== Segment start ==
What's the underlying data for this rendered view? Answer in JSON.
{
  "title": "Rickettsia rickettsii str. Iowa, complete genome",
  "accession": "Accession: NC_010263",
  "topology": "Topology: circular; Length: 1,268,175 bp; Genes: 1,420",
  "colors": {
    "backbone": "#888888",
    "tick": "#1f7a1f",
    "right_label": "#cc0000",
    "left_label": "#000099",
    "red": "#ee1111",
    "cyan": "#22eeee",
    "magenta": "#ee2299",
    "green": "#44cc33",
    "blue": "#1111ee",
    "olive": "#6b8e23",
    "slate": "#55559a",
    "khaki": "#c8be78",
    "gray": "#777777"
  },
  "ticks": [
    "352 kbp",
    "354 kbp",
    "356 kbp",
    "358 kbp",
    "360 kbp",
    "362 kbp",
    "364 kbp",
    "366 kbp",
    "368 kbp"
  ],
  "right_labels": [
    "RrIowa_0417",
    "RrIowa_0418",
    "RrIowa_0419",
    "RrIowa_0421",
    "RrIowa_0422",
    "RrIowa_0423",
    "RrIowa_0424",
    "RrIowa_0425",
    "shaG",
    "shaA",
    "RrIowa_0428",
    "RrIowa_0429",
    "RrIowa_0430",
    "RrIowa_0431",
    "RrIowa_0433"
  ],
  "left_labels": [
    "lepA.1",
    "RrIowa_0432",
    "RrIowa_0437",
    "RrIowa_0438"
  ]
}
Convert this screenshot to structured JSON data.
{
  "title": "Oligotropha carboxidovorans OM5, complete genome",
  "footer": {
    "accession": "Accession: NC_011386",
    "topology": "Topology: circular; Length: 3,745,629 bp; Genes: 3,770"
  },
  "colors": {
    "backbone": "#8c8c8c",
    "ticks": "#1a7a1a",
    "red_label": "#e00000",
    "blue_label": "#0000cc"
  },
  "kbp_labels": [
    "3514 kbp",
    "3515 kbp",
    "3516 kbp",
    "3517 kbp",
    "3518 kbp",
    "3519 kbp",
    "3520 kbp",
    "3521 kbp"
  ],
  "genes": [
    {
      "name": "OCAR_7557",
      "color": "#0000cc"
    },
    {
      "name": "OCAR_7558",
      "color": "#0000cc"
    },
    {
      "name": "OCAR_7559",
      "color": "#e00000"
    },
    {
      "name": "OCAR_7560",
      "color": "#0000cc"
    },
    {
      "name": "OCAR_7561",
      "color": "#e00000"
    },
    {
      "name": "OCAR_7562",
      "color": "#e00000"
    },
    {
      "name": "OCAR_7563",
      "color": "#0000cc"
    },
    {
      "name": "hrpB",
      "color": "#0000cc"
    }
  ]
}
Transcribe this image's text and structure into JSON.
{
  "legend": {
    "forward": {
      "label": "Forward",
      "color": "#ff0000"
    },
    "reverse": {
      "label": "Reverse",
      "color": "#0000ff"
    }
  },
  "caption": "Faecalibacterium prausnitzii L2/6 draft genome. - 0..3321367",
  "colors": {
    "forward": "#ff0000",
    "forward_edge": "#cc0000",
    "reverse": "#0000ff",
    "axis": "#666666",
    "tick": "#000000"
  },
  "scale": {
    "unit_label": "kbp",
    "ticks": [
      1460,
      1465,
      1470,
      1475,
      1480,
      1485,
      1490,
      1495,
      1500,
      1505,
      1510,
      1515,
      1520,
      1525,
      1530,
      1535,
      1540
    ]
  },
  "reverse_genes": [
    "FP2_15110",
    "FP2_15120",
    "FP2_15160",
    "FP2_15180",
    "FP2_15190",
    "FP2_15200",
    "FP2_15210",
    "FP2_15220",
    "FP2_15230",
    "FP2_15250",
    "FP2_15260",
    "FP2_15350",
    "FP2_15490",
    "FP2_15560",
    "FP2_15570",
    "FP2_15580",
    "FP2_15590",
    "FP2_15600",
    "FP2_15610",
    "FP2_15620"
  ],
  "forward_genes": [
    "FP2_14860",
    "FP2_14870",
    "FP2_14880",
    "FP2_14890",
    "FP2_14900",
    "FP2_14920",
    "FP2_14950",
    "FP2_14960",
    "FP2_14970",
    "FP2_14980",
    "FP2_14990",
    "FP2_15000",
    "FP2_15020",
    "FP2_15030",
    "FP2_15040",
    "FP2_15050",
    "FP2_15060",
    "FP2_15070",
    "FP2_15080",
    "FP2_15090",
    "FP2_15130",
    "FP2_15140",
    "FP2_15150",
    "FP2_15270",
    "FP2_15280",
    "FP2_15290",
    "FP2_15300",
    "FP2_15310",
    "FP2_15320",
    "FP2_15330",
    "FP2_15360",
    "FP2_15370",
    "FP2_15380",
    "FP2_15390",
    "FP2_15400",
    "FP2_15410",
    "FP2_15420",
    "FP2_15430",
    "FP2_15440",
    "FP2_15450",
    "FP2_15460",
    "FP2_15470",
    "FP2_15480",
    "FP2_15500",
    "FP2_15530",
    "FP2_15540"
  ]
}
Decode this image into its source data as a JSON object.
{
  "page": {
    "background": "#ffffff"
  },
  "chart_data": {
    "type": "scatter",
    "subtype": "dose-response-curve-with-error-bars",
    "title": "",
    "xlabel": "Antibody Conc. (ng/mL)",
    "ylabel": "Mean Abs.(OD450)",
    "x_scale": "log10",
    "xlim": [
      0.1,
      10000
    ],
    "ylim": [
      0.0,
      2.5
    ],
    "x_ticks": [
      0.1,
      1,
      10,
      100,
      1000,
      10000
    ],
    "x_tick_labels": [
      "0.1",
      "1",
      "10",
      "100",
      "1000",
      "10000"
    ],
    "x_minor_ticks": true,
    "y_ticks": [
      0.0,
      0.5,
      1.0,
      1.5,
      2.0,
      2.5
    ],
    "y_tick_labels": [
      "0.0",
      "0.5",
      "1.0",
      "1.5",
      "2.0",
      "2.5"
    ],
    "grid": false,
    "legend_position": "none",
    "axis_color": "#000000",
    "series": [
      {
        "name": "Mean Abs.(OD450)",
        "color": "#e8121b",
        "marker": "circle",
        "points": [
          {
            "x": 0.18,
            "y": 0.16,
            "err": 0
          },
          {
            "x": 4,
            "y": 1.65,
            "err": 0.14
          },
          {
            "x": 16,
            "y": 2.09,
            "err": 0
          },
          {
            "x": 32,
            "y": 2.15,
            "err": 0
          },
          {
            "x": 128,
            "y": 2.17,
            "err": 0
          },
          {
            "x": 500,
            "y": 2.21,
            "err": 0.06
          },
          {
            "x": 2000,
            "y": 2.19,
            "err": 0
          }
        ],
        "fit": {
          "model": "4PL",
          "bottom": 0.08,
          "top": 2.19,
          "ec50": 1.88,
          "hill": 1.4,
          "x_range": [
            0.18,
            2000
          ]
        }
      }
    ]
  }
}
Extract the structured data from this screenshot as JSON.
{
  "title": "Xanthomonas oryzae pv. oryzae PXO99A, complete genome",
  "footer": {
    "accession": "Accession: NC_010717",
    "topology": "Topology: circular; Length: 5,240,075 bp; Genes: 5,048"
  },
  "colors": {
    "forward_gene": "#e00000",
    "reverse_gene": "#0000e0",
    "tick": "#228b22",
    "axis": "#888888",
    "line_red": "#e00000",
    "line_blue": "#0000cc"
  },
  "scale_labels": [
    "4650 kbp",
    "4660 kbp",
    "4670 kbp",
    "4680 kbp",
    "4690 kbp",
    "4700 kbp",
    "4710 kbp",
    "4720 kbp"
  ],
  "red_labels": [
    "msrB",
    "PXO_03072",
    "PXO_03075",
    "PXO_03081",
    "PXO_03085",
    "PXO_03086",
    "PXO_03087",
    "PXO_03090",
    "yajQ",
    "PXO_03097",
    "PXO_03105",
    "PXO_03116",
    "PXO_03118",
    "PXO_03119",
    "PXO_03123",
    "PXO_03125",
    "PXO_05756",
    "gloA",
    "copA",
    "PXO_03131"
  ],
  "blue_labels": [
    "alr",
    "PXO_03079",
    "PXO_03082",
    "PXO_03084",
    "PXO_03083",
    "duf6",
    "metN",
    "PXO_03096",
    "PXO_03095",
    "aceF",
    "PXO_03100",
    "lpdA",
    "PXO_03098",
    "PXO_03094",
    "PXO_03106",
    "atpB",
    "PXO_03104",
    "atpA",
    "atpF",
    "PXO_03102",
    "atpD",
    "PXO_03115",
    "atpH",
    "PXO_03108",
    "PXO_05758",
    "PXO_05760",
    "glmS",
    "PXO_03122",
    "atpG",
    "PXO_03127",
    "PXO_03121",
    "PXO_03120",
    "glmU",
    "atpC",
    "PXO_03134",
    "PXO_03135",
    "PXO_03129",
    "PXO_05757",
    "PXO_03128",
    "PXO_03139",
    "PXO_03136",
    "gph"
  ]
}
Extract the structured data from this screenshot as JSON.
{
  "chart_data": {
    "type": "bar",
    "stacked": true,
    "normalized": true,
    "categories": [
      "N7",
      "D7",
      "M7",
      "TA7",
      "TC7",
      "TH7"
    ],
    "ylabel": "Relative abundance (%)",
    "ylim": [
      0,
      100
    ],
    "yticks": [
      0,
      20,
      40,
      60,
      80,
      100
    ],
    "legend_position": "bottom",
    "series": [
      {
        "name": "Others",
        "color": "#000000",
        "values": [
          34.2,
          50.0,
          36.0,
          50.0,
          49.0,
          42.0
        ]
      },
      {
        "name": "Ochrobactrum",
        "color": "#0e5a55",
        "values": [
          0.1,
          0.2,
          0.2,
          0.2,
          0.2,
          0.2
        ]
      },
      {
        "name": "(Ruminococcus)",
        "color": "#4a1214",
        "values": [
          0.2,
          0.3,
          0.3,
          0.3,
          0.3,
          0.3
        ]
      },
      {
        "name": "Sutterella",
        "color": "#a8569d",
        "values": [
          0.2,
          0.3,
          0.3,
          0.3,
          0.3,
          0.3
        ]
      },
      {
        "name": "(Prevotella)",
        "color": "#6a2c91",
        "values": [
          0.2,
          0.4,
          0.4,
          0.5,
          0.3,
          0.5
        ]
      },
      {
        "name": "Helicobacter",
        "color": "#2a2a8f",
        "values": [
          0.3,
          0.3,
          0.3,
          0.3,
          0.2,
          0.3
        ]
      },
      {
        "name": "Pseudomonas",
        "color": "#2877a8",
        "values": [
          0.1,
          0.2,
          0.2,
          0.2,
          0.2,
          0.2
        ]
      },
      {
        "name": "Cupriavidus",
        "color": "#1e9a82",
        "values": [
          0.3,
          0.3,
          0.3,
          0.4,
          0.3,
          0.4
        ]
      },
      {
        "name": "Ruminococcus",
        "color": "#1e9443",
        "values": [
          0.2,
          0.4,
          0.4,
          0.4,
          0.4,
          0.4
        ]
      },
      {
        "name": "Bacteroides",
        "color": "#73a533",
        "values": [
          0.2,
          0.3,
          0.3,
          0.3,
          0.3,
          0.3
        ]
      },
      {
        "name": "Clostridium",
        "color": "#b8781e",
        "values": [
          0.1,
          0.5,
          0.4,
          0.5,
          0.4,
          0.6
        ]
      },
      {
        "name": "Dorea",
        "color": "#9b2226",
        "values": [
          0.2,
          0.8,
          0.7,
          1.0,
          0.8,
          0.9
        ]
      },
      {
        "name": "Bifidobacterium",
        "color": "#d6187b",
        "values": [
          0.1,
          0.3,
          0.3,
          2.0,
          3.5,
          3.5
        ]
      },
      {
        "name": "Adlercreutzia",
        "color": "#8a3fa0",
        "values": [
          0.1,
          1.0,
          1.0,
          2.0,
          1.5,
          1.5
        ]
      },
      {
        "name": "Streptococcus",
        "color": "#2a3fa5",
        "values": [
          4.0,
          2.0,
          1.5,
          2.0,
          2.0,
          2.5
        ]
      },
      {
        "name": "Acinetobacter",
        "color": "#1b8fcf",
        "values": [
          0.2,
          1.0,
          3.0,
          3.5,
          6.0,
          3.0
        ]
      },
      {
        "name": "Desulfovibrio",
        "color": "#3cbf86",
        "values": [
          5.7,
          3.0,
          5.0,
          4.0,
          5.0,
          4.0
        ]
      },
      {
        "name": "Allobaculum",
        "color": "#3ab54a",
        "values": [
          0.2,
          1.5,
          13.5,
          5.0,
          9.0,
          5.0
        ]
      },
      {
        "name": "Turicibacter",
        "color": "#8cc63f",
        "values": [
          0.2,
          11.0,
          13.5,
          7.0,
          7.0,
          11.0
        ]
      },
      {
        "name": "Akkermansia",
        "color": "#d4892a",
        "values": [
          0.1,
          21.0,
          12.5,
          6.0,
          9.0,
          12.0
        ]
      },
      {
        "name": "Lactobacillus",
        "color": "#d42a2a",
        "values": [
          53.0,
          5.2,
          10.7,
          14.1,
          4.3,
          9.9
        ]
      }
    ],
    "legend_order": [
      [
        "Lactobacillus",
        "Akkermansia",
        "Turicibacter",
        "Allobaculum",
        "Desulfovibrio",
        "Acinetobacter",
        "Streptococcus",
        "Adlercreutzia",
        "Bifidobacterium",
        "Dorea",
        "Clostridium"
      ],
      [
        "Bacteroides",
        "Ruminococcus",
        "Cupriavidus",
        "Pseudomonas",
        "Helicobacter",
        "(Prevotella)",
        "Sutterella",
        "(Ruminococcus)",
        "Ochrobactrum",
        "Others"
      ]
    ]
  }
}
== Segment end ==
GOAL OF THE EXERCISE>
Return all lines of the material above in which "JSON" occurs.

RESULT FOR THIS TASK>
What's the underlying data for this rendered view? Answer in JSON.
Convert this screenshot to structured JSON data.
Transcribe this image's text and structure into JSON.
Decode this image into its source data as a JSON object.
Extract the structured data from this screenshot as JSON.
Extract the structured data from this screenshot as JSON.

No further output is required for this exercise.